**Exercise aim**
Identify the lines that contain the string "from" and copy all of them.
:: Entries shown
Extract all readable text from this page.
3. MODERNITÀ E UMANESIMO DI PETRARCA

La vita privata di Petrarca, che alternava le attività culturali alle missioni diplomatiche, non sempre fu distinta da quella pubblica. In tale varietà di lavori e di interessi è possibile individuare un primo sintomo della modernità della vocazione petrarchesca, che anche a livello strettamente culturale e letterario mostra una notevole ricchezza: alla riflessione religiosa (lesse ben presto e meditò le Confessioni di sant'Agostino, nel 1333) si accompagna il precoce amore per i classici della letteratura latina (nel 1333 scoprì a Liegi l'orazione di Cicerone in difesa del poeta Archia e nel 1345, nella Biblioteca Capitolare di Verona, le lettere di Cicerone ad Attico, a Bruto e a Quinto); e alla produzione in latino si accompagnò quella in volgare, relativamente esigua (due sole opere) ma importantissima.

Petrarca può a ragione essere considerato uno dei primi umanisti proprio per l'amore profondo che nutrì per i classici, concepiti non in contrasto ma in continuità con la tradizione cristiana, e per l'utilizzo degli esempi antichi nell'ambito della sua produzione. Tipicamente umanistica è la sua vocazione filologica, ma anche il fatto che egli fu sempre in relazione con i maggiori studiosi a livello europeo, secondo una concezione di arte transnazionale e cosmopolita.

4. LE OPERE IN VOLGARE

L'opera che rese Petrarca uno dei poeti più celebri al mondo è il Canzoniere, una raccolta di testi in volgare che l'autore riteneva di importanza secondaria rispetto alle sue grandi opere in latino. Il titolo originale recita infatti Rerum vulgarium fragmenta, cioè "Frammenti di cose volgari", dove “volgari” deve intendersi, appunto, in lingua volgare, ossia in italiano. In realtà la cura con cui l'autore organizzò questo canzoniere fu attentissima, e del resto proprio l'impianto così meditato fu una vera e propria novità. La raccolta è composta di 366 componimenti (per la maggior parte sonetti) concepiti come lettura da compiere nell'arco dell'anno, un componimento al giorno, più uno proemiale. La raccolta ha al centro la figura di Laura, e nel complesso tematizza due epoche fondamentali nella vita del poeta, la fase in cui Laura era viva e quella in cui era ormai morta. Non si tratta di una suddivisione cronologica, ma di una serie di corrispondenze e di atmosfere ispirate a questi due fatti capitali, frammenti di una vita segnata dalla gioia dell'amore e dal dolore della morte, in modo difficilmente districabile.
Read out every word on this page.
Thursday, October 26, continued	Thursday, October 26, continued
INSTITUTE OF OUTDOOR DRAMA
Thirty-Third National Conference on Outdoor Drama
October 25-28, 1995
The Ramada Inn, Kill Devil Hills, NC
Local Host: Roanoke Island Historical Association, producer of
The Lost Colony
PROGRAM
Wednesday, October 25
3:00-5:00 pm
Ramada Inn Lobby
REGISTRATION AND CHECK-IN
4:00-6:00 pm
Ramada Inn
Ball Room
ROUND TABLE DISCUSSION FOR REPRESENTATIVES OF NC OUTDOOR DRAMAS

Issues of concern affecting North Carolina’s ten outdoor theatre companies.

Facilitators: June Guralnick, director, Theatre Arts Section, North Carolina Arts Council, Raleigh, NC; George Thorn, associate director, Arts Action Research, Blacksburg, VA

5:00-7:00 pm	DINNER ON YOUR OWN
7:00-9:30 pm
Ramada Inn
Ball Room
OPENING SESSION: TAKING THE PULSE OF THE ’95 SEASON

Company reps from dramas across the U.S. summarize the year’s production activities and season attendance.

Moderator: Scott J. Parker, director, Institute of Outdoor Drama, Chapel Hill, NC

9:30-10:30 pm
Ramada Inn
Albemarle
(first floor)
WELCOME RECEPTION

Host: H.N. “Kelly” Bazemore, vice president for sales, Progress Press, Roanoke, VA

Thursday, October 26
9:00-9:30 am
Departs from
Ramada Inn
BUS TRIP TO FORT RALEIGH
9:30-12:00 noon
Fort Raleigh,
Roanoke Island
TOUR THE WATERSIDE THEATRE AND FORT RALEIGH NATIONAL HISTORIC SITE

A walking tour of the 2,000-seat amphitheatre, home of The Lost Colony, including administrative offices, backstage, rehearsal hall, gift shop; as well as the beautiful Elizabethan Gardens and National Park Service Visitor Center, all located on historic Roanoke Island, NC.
::::
**Task output**
Extract all readable text from this page.
Company reps from dramas across the U.S. summarize the year’s production activities and season attendance.
Departs from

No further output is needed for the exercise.